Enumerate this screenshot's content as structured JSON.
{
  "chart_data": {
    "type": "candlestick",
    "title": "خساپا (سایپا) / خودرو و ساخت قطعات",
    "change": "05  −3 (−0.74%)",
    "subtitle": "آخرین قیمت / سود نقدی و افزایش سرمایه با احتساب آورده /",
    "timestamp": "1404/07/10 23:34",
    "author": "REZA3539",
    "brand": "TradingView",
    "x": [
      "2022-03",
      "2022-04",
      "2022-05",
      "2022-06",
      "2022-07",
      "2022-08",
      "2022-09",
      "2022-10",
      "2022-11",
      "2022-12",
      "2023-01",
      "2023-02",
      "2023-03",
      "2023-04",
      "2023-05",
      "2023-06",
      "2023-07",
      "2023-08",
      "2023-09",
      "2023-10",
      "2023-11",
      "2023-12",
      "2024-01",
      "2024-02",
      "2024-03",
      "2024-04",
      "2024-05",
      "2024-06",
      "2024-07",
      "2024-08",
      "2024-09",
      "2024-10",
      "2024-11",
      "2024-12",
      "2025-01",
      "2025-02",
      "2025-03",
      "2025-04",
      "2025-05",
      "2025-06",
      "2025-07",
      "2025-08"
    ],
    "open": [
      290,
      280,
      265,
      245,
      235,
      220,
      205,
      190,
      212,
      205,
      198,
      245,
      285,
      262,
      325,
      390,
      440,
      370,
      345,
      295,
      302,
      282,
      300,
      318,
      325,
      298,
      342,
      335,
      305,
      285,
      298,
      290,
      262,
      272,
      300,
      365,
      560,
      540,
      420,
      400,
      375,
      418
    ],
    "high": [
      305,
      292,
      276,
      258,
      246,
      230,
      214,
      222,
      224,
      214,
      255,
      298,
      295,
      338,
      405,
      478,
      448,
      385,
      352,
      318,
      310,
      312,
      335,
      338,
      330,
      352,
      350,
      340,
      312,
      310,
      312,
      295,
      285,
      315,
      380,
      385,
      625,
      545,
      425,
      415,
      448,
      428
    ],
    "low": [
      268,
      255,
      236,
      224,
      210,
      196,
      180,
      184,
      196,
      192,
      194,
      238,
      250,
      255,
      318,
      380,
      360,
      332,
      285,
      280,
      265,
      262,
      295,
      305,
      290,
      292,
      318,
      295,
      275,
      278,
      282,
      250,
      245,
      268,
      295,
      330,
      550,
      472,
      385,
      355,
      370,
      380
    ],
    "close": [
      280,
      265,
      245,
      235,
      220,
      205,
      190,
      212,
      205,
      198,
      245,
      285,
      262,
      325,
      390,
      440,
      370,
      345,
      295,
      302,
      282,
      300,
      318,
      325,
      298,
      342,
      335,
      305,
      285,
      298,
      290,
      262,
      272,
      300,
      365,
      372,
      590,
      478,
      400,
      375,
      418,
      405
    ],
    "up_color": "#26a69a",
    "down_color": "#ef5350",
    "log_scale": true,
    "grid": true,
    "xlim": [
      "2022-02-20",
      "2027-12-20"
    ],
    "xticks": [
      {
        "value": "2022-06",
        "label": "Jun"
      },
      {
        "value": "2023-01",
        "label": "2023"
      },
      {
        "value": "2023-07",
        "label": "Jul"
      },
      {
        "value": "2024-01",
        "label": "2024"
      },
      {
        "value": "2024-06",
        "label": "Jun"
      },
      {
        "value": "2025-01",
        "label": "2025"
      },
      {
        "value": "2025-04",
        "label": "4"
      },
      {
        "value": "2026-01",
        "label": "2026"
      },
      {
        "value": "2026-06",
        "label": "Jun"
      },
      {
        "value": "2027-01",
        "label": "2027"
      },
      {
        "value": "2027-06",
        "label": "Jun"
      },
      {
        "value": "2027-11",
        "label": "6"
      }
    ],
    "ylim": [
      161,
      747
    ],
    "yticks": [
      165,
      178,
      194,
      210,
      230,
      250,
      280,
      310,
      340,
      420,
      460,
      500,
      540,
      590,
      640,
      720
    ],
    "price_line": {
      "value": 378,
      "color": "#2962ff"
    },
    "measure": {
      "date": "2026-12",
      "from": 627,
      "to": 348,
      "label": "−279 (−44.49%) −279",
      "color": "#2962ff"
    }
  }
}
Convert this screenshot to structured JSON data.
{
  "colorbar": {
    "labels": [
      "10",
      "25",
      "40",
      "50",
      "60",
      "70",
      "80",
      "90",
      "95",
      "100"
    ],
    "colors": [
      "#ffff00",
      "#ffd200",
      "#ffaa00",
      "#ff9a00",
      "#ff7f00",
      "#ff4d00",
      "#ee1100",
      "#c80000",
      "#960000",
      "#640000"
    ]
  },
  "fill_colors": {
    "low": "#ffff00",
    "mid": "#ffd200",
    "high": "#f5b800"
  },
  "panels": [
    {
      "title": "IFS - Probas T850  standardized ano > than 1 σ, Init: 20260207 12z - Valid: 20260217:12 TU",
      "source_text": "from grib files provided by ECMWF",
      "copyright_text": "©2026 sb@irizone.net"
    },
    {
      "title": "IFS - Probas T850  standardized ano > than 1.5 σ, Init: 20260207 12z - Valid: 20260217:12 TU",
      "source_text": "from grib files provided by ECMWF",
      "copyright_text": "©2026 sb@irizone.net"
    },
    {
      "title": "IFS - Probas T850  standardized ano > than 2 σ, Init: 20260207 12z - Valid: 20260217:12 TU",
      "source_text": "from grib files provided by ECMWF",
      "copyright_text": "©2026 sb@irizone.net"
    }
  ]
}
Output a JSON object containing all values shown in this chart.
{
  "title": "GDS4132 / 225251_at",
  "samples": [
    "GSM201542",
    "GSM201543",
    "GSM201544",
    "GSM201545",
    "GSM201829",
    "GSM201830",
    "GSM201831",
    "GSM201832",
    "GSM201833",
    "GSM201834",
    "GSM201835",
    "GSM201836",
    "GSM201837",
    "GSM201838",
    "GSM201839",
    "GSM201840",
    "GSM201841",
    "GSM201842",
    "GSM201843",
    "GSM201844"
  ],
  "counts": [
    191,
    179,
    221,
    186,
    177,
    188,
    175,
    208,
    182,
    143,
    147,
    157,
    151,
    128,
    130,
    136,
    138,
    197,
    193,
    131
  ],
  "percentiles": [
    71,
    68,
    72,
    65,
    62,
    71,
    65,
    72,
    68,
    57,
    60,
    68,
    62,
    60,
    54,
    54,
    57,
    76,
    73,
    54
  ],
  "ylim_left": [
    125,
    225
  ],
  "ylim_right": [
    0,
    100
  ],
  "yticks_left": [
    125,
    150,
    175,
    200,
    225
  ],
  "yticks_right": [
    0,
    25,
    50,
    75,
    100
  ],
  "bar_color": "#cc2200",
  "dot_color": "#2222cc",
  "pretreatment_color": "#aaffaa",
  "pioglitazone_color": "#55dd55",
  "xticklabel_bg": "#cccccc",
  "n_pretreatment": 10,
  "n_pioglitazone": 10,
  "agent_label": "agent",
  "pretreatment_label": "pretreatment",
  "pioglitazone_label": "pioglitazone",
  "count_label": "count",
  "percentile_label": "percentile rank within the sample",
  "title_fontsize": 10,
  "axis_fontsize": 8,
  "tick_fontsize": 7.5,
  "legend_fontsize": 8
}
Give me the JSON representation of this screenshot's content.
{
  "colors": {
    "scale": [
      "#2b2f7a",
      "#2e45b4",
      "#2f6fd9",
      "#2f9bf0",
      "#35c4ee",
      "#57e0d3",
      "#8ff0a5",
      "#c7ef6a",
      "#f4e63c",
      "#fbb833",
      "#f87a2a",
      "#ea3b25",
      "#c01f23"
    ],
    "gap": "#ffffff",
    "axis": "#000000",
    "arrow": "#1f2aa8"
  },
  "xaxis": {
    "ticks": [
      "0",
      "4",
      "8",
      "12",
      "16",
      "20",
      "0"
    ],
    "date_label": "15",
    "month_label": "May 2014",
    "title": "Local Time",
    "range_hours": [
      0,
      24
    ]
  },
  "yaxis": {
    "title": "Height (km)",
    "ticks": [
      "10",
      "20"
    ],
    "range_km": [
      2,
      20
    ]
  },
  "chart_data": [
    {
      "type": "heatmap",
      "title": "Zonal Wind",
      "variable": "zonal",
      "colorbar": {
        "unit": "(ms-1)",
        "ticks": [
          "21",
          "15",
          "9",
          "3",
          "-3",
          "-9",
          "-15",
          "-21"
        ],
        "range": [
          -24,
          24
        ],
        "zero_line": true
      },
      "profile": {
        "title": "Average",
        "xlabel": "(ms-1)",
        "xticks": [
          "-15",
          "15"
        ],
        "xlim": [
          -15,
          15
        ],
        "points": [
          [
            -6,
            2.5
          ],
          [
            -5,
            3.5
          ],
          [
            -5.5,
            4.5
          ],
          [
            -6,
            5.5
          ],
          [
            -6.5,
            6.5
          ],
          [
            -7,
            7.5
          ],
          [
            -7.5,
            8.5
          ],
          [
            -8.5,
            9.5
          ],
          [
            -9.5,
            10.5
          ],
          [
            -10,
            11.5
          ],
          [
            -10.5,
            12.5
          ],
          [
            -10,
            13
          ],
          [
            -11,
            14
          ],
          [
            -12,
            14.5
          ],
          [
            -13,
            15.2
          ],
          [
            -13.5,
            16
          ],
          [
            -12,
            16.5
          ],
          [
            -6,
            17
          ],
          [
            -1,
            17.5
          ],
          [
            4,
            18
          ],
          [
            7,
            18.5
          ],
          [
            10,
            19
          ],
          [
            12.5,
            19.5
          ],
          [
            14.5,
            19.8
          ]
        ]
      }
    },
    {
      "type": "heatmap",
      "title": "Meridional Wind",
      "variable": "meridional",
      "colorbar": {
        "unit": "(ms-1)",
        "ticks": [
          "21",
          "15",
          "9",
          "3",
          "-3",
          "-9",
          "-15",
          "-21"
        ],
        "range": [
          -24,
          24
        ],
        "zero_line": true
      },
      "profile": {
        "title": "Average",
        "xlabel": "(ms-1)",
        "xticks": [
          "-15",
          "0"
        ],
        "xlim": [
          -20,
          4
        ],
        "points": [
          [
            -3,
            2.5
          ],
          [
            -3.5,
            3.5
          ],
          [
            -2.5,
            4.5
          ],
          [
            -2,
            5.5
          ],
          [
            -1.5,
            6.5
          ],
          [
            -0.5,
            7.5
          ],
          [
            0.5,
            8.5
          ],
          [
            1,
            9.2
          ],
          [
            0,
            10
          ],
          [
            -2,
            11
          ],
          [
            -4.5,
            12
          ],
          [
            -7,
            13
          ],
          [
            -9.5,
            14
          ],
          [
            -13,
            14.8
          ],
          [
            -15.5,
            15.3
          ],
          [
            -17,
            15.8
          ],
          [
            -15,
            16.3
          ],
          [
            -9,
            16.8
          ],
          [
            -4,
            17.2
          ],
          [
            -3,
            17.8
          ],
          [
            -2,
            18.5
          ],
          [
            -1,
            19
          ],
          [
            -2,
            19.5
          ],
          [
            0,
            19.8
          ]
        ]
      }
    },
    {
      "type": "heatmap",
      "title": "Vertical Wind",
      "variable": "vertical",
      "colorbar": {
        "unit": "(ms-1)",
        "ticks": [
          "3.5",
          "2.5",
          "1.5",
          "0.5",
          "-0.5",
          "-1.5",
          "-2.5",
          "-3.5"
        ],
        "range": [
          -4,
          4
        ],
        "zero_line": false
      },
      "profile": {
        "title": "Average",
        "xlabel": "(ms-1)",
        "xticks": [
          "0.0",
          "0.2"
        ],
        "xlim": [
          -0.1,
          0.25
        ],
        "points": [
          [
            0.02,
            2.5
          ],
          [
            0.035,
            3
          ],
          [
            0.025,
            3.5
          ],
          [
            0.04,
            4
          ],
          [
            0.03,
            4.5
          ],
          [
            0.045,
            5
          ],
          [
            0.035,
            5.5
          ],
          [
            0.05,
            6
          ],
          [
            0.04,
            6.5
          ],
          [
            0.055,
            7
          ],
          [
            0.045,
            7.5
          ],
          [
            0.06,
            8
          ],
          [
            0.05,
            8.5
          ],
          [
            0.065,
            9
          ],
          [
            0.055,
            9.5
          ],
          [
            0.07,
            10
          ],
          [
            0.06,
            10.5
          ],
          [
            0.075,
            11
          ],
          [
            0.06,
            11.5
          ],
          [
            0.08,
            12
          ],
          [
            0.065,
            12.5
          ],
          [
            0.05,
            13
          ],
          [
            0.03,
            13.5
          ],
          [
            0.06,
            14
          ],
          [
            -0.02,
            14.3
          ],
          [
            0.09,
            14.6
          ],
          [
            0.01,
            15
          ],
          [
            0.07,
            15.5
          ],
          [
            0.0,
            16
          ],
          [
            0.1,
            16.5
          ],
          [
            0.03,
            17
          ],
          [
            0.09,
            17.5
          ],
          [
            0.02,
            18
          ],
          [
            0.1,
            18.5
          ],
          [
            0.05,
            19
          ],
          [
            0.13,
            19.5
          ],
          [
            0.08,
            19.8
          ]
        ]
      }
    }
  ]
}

————

What needs to be done
Which lines hold the string "than"? List them all.

The output
      "title": "IFS - Probas T850  standardized ano > than 1 σ, Init: 20260207 12z - Valid: 20260217:12 TU",
      "title": "IFS - Probas T850  standardized ano > than 1.5 σ, Init: 20260207 12z - Valid: 20260217:12 TU",
      "title": "IFS - Probas T850  standardized ano > than 2 σ, Init: 20260207 12z - Valid: 20260217:12 TU",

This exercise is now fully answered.